- _TESTO FORNITO_:

========

Chissà mai cosa c’è venuto in mente, a me e all’amico e collega Brian Robinson, di voler fare una gita a Oslo, per di più in un mese di febbraio di tanti anni fa particolarmente gelido. Non è che nel luogo di partenza il clima fosse migliore; eravamo infatti a Göteborg, poco più sotto, dove ampie porzioni di mare dai bassi fondali, lungo la costa, erano gelate. In città, d’altra parte, avevamo esaurito gli impegni – in verità piuttosto elastici – programmati da Londra con esponenti della stampa locale e avevamo goduto della loro ospitalità e delle loro corroboranti escursioni gastronomiche. Nella memoria conservo il sapore (squisito) e il profumo (pungente) delle infinite aringhe con panna acida, la cui aggressività veniva quasi sempre stemperata nel palato dalla vodka locale che qui chiamano genericamente brännvin: vale a dire tutto ciò che deriva dalla fermentazione di cereali e patate. Non era poi mancata un’escursione originale a Borås (si pronuncia Boròs, suggeriva Brian) a una sessantina di chilometri da Göteborg, per assistere a fantasmagoriche gare di velocità tra scassati Maggiolini Volkswagen, sulla superficie innevata e scivolosa di uno dei molti laghi gelati della zona; divertimento assicurato che sarebbe proseguito dopo cena nella Bodega dell’Hotel Opalen. L’Hotel di Göteborg, prossimo allo stadio Ullevi, aveva infatti due poli d’attrazione ugualmente interessanti: per gli amanti del gioco, il casinò; per tutti gli altri, la Bodega, dove si ballavano ritmi sudamericani con un’orchestrina italiana ormai stanziale, inanellando discreti successi personali grazie al fatto che le coppie che arrivavano dai piccoli centri della zona, qui si dividevano: gli uomini al casinò, le donne dai capelli biondi o ramati a ballare: con un inglese dalla faccia mediterranea e un italiano che suscitava oh! di sorpresa perché non era come le signore si aspettavano fosse: piccolo, nero e peloso.

Comunque sia, freddo o non freddo, decidiamo di impiegare il residuo fine settimana – prima del rientro definitivo a Londra – per andare a vedere la capitale norvegese. La parte bella del viaggio lungo la strada europea E6 – che con gli anni avrebbe mutato pelle e itinerari divenendo autostrada – era data dalla visione alternata di scampoli di foresta verdissimi, di paesaggi ondulati perché mossi dal sottostante antichissimo strato di graniti, di fiordi lunghi e zigzaganti, a volte circondati da piccoli laghi (un tempo mare) rimasti isolati per il sopravvento di saldature terrestri e, infine, da minuti centri abitati luminosi e compatti: nel verde delle campagne e ai bordi di un mare dalle acque azzurre scure, quasi grigie. Il confine con la Norvegia è sull’Iddefjord – stretto e lunghissimo – attraverso il vecchio ponte di Svinesund (quello nuovo sarebbe stato edificato nel 2005). Il viaggio è proseguito fra continue visioni di pini, abeti e rocce, intervallate da scorci di mare (in lontananza e ravvicinati) che a loro volta apparivano picchiettati da grandi e piccole isole. La costa svedese e norvegese del Skagerrak, sembrava davvero come frantumata dal pugno possente di qualche irosa divinità scandinava. Arriviamo infine a Oslo, l’antica Cristiania.

========

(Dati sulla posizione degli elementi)
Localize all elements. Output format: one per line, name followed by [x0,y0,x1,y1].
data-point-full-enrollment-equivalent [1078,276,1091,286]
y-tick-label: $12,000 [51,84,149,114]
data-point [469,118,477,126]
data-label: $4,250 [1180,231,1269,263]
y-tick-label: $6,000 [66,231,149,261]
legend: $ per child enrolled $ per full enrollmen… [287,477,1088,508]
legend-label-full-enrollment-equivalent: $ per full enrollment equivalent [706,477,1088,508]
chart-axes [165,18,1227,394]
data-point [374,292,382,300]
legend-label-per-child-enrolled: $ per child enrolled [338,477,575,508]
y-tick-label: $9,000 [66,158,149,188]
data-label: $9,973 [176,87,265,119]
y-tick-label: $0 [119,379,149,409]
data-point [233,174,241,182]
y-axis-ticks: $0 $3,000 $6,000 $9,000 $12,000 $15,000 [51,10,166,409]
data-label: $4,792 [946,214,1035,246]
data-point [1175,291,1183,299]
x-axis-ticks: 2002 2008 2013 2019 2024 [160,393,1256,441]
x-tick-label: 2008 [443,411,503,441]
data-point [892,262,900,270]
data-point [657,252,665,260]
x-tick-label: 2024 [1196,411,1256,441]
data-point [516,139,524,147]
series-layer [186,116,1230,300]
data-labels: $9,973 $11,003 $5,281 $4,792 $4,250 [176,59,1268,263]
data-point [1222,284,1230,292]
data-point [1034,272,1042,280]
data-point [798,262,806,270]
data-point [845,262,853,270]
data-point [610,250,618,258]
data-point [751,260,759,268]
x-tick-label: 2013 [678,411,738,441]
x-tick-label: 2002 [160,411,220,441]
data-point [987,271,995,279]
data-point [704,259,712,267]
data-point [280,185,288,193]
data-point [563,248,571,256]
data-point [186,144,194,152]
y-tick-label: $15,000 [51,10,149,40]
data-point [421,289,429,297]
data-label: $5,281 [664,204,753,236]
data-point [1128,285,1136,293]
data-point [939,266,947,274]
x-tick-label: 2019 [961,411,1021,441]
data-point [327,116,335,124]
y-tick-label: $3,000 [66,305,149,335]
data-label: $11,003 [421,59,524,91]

========

- _DA FARE_:
A. Secondo il racconto del viaggio a Oslo, dove si trova il confine con la Norvegia?
B. Prosegui il racconto del viaggio a Oslo dopo l'ultima frase riportata.

- _RISULTATI PER COMPITO_:
A. Sull'Iddefjord, attraverso il vecchio ponte di Svinesund.

B.
I ricordi della fantastica capitale norvegese? Molti e tutti affastellati a comporre un mosaico mentale fra i più colorati e riposanti. Anzitutto a me e a Brian alcuni amici (suoi) locali, avevano consigliato di andare come prima meta in cima al Kirkeberget, per godere del panorama sulla città vecchia e passeggiare subito dopo nel centro storico, ricco di edifici, negozi, bar e ristoranti. La lunga strada Karl Johans Gate accoglie la storia in pietre della Norvegia: il palazzo Reale, il teatro nazionale, la sede del Parlamento, l’università. Ritorno col pensiero a quei momenti di puro svago e relax, rivedendomi perso fra strade e case, negozi e mercati, verde di parchi e giardini e l’azzurro del mare. Freddo sì, ma con un bel sole a rendere piacevole ogni visione. Secondo suggerimento degli amici norvegesi di Brian: prendetevela comoda, perché Oslo è molto vasta, una città immersa nel verde a tal punto che avrete l’impressione di trovarvi in un bosco nel quale vi capiterà di vedere anche delle case. Verità assoluta; le aree protette con laghi, foreste e colline, sono davvero tante. Naturalmente in questa splendida natura c’è una meta che il mio amico non vuole perdersi, da perfetto sportivo qual è: Holmenkollen con il museo dello sci, i richiami alle avventure polari di Amundsen e Nansen e, alla fine, il celeberrimo trampolino dalla cui torre si gode un panorama fantastico. Dopo l’omaggio agli esploratori poteva mancare quello ai navigatori? Oslo ha dedicato ben tre musei alle sue “navi”. Noi decidiamo per quello delle navi vichinghe, le suggestive imbarcazioni funebri che raccontano degli antichi popoli navigatori. L’ultima escursione non poteva avere altra meta che il parco di Vigeland, con le famose sculture in granito e bronzo – tutte in “movimento” – nell’interpretazione del fantasioso Gustav. Ogni città possiede piccole e grandi raccolte di meraviglie che finiscono per incasellarsi nella memoria di chi le visita. Oslo, per me, è la visione ripetuta e rassicurante di persone d’ogni età dall’aspetto solare e sereno, evidentemente felici di vivere dove Odino aveva deciso di collocarle.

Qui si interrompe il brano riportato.